PROBLEM TO SOLVE
Provide only the number of lines where "且生成H₂速率不变" occurs.

---- DATASET EXCERPTS

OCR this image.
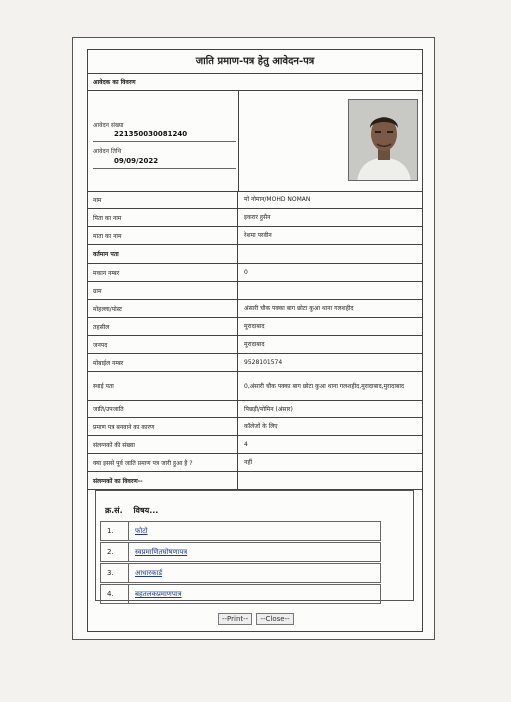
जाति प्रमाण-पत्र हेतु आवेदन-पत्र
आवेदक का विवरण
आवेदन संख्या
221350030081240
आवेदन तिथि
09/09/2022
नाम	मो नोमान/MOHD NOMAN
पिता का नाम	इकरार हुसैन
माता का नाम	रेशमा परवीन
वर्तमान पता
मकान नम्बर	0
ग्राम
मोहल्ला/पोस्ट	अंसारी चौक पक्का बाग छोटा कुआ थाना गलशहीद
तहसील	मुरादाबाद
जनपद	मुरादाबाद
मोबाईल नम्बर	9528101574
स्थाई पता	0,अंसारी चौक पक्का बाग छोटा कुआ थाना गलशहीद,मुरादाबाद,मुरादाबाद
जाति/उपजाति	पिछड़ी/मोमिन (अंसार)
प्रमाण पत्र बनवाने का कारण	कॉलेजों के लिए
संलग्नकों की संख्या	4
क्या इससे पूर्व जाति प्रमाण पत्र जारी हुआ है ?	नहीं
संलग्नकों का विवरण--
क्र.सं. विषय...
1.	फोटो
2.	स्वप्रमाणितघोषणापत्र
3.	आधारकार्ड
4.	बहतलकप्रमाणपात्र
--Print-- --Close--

--------
---- DATASET EXCERPTS

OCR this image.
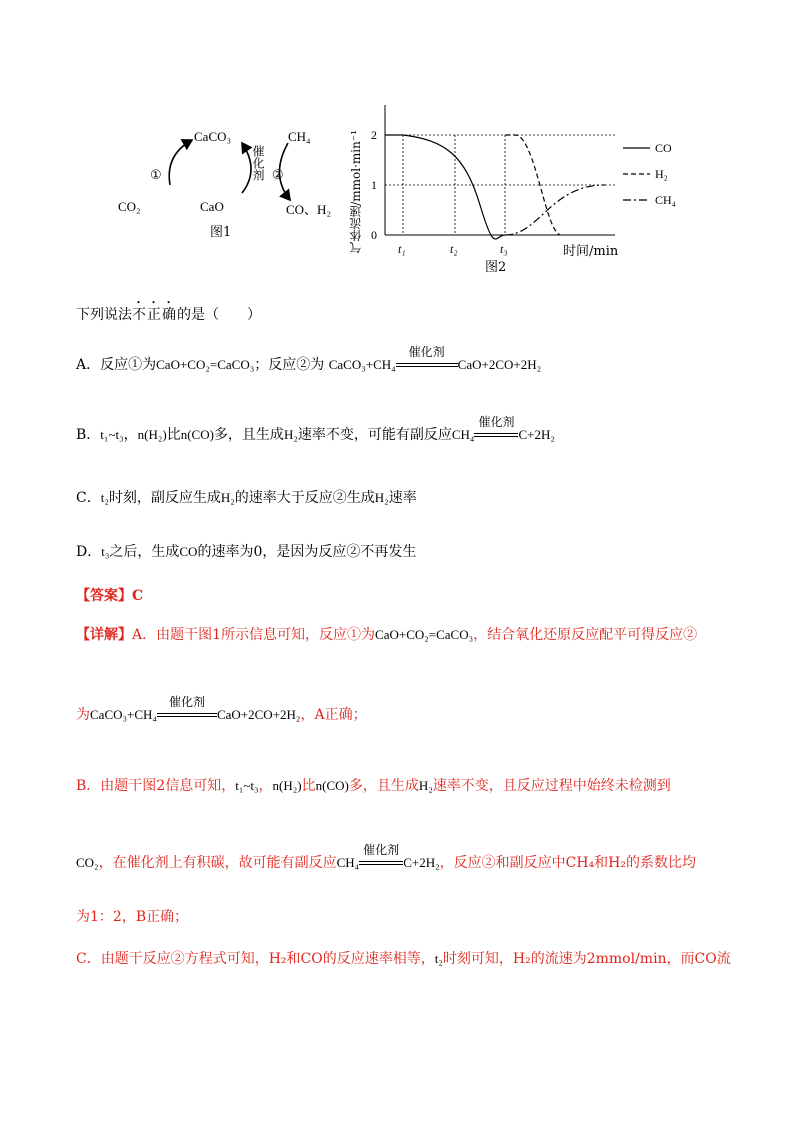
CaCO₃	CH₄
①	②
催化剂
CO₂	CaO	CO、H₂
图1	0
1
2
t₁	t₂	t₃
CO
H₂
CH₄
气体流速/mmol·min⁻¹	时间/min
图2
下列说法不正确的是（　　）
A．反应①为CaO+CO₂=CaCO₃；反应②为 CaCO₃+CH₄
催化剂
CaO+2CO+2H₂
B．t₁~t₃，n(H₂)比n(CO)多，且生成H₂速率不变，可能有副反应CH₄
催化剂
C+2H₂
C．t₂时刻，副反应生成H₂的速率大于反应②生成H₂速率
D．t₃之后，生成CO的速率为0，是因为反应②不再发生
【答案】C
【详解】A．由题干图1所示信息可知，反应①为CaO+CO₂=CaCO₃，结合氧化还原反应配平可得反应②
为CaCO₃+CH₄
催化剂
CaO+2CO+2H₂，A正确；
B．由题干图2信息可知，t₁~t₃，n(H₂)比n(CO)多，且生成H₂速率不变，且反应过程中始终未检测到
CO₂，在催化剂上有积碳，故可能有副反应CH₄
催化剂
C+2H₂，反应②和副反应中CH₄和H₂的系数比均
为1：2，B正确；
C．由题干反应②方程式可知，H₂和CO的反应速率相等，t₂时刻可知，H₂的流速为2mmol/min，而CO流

--------
---- DATASET EXCERPTS

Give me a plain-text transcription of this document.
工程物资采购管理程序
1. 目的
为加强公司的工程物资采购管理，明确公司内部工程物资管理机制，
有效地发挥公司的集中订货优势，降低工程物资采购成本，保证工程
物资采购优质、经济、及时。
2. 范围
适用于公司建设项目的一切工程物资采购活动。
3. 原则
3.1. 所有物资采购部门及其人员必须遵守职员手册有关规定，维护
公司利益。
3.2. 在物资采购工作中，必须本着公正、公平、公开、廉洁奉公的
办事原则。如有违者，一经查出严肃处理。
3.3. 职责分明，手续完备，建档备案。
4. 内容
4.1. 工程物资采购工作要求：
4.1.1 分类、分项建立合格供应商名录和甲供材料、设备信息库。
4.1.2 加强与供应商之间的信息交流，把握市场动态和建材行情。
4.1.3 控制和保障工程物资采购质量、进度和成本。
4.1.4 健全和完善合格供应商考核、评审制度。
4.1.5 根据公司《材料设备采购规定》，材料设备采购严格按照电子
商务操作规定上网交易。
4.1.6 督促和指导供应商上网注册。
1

--------

RESULT OF THE EXERCISE
2